— BEGIN Data for this task —

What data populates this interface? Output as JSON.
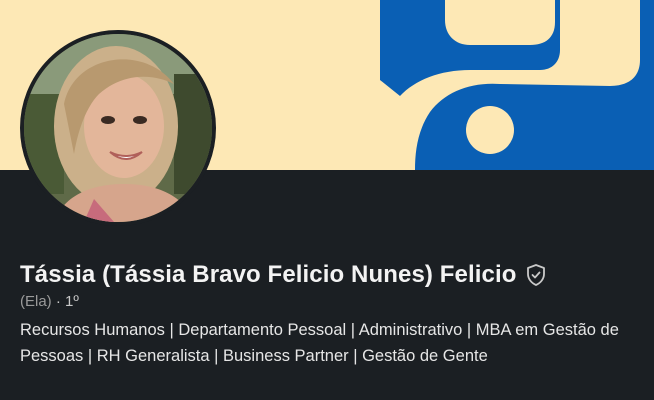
{
  "profile": {
    "name": "Tássia (Tássia Bravo Felicio Nunes) Felicio",
    "pronouns": "(Ela)",
    "separator": "·",
    "connection_degree": "1º",
    "headline": "Recursos Humanos | Departamento Pessoal | Administrativo | MBA em Gestão de Pessoas | RH Generalista | Business Partner | Gestão de Gente"
  },
  "icons": {
    "verified": "shield-check-icon"
  },
  "colors": {
    "banner_background": "#fde8b5",
    "banner_accent": "#0a5fb4",
    "card_background": "#1b1f23",
    "name_text": "#f3f3f3",
    "secondary_text": "#9a9a9a"
  }
}
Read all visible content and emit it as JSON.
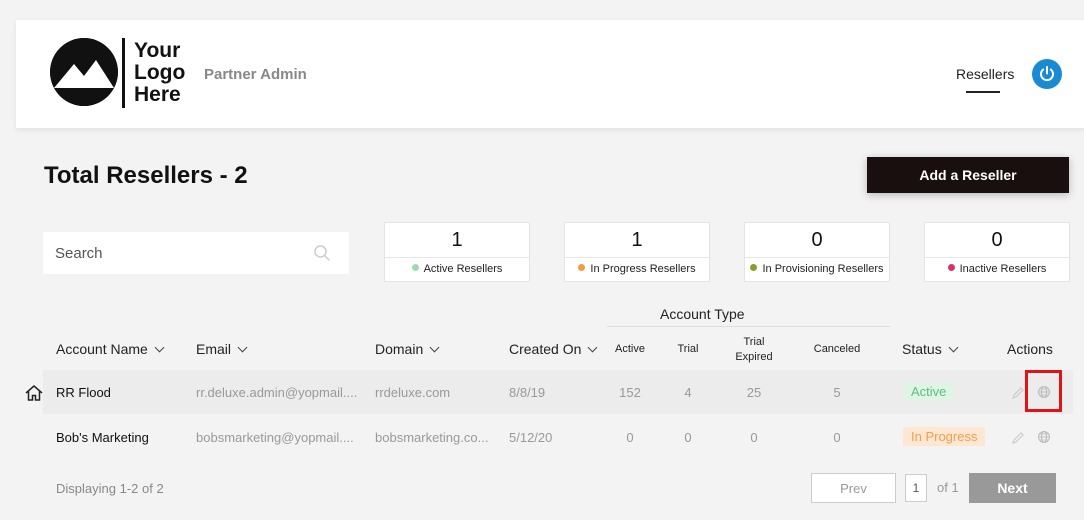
{
  "header": {
    "logo_lines": [
      "Your",
      "Logo",
      "Here"
    ],
    "partner_label": "Partner Admin",
    "nav_resellers": "Resellers",
    "power_icon": "power-icon",
    "accent_color": "#1a8ad4"
  },
  "page": {
    "title": "Total Resellers - 2",
    "add_button": "Add a Reseller"
  },
  "search": {
    "placeholder": "Search"
  },
  "stats": [
    {
      "count": "1",
      "label": "Active Resellers",
      "color": "#5cbf7e"
    },
    {
      "count": "1",
      "label": "In Progress Resellers",
      "color": "#f39c3c"
    },
    {
      "count": "0",
      "label": "In Provisioning Resellers",
      "color": "#8b9f2a"
    },
    {
      "count": "0",
      "label": "Inactive Resellers",
      "color": "#d6336c"
    }
  ],
  "table": {
    "account_type_title": "Account Type",
    "headers": {
      "account_name": "Account Name",
      "email": "Email",
      "domain": "Domain",
      "created_on": "Created On",
      "active": "Active",
      "trial": "Trial",
      "trial_expired_1": "Trial",
      "trial_expired_2": "Expired",
      "canceled": "Canceled",
      "status": "Status",
      "actions": "Actions"
    },
    "rows": [
      {
        "name": "RR Flood",
        "email": "rr.deluxe.admin@yopmail....",
        "domain": "rrdeluxe.com",
        "created": "8/8/19",
        "active": "152",
        "trial": "4",
        "trial_expired": "25",
        "canceled": "5",
        "status": "Active"
      },
      {
        "name": "Bob's Marketing",
        "email": "bobsmarketing@yopmail....",
        "domain": "bobsmarketing.co...",
        "created": "5/12/20",
        "active": "0",
        "trial": "0",
        "trial_expired": "0",
        "canceled": "0",
        "status": "In Progress"
      }
    ]
  },
  "pagination": {
    "displaying": "Displaying 1-2 of 2",
    "prev": "Prev",
    "page": "1",
    "of": "of 1",
    "next": "Next"
  }
}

— END Data for this task —

Reproduce the full listing above verbatim, with no pictures included.

What data populates this interface? Output as JSON.
{
  "profile": {
    "name": "Tássia (Tássia Bravo Felicio Nunes) Felicio",
    "pronouns": "(Ela)",
    "separator": "·",
    "connection_degree": "1º",
    "headline": "Recursos Humanos | Departamento Pessoal | Administrativo | MBA em Gestão de Pessoas | RH Generalista | Business Partner | Gestão de Gente"
  },
  "icons": {
    "verified": "shield-check-icon"
  },
  "colors": {
    "banner_background": "#fde8b5",
    "banner_accent": "#0a5fb4",
    "card_background": "#1b1f23",
    "name_text": "#f3f3f3",
    "secondary_text": "#9a9a9a"
  }
}
Read all visible content and emit it as JSON.
{
  "header": {
    "logo_lines": [
      "Your",
      "Logo",
      "Here"
    ],
    "partner_label": "Partner Admin",
    "nav_resellers": "Resellers",
    "power_icon": "power-icon",
    "accent_color": "#1a8ad4"
  },
  "page": {
    "title": "Total Resellers - 2",
    "add_button": "Add a Reseller"
  },
  "search": {
    "placeholder": "Search"
  },
  "stats": [
    {
      "count": "1",
      "label": "Active Resellers",
      "color": "#5cbf7e"
    },
    {
      "count": "1",
      "label": "In Progress Resellers",
      "color": "#f39c3c"
    },
    {
      "count": "0",
      "label": "In Provisioning Resellers",
      "color": "#8b9f2a"
    },
    {
      "count": "0",
      "label": "Inactive Resellers",
      "color": "#d6336c"
    }
  ],
  "table": {
    "account_type_title": "Account Type",
    "headers": {
      "account_name": "Account Name",
      "email": "Email",
      "domain": "Domain",
      "created_on": "Created On",
      "active": "Active",
      "trial": "Trial",
      "trial_expired_1": "Trial",
      "trial_expired_2": "Expired",
      "canceled": "Canceled",
      "status": "Status",
      "actions": "Actions"
    },
    "rows": [
      {
        "name": "RR Flood",
        "email": "rr.deluxe.admin@yopmail....",
        "domain": "rrdeluxe.com",
        "created": "8/8/19",
        "active": "152",
        "trial": "4",
        "trial_expired": "25",
        "canceled": "5",
        "status": "Active"
      },
      {
        "name": "Bob's Marketing",
        "email": "bobsmarketing@yopmail....",
        "domain": "bobsmarketing.co...",
        "created": "5/12/20",
        "active": "0",
        "trial": "0",
        "trial_expired": "0",
        "canceled": "0",
        "status": "In Progress"
      }
    ]
  },
  "pagination": {
    "displaying": "Displaying 1-2 of 2",
    "prev": "Prev",
    "page": "1",
    "of": "of 1",
    "next": "Next"
  }
}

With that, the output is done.